--- Exercise ---
Please set down all the lines beneath this one exactly, without the pictures.

--- Provided records ---
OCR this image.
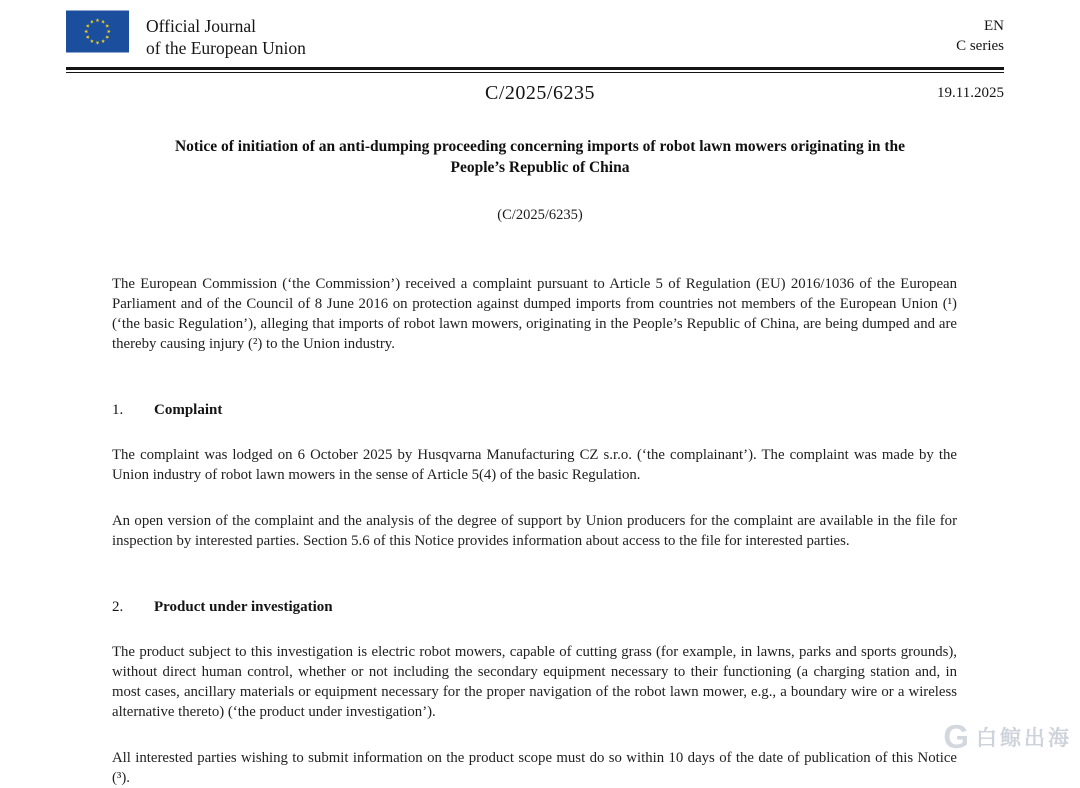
Official Journal
of the European Union
EN
C series
C/2025/6235	19.11.2025
Notice of initiation of an anti-dumping proceeding concerning imports of robot lawn mowers originating in the People’s Republic of China
(C/2025/6235)

The European Commission (‘the Commission’) received a complaint pursuant to Article 5 of Regulation (EU) 2016/1036 of the European Parliament and of the Council of 8 June 2016 on protection against dumped imports from countries not members of the European Union (¹) (‘the basic Regulation’), alleging that imports of robot lawn mowers, originating in the People’s Republic of China, are being dumped and are thereby causing injury (²) to the Union industry.

1.	Complaint

The complaint was lodged on 6 October 2025 by Husqvarna Manufacturing CZ s.r.o. (‘the complainant’). The complaint was made by the Union industry of robot lawn mowers in the sense of Article 5(4) of the basic Regulation.

An open version of the complaint and the analysis of the degree of support by Union producers for the complaint are available in the file for inspection by interested parties. Section 5.6 of this Notice provides information about access to the file for interested parties.

2.	Product under investigation

The product subject to this investigation is electric robot mowers, capable of cutting grass (for example, in lawns, parks and sports grounds), without direct human control, whether or not including the secondary equipment necessary to their functioning (a charging station and, in most cases, ancillary materials or equipment necessary for the proper navigation of the robot lawn mower, e.g., a boundary wire or a wireless alternative thereto) (‘the product under investigation’).

All interested parties wishing to submit information on the product scope must do so within 10 days of the date of publication of this Notice (³).

G 白鲸出海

--- Response for this exercise ---
OCR this image.
Official Journal
of the European Union
EN
C series
C/2025/6235	19.11.2025
Notice of initiation of an anti-dumping proceeding concerning imports of robot lawn mowers originating in the People’s Republic of China
(C/2025/6235)

The European Commission (‘the Commission’) received a complaint pursuant to Article 5 of Regulation (EU) 2016/1036 of the European Parliament and of the Council of 8 June 2016 on protection against dumped imports from countries not members of the European Union (¹) (‘the basic Regulation’), alleging that imports of robot lawn mowers, originating in the People’s Republic of China, are being dumped and are thereby causing injury (²) to the Union industry.

1.	Complaint

The complaint was lodged on 6 October 2025 by Husqvarna Manufacturing CZ s.r.o. (‘the complainant’). The complaint was made by the Union industry of robot lawn mowers in the sense of Article 5(4) of the basic Regulation.

An open version of the complaint and the analysis of the degree of support by Union producers for the complaint are available in the file for inspection by interested parties. Section 5.6 of this Notice provides information about access to the file for interested parties.

2.	Product under investigation

The product subject to this investigation is electric robot mowers, capable of cutting grass (for example, in lawns, parks and sports grounds), without direct human control, whether or not including the secondary equipment necessary to their functioning (a charging station and, in most cases, ancillary materials or equipment necessary for the proper navigation of the robot lawn mower, e.g., a boundary wire or a wireless alternative thereto) (‘the product under investigation’).

All interested parties wishing to submit information on the product scope must do so within 10 days of the date of publication of this Notice (³).

G 白鲸出海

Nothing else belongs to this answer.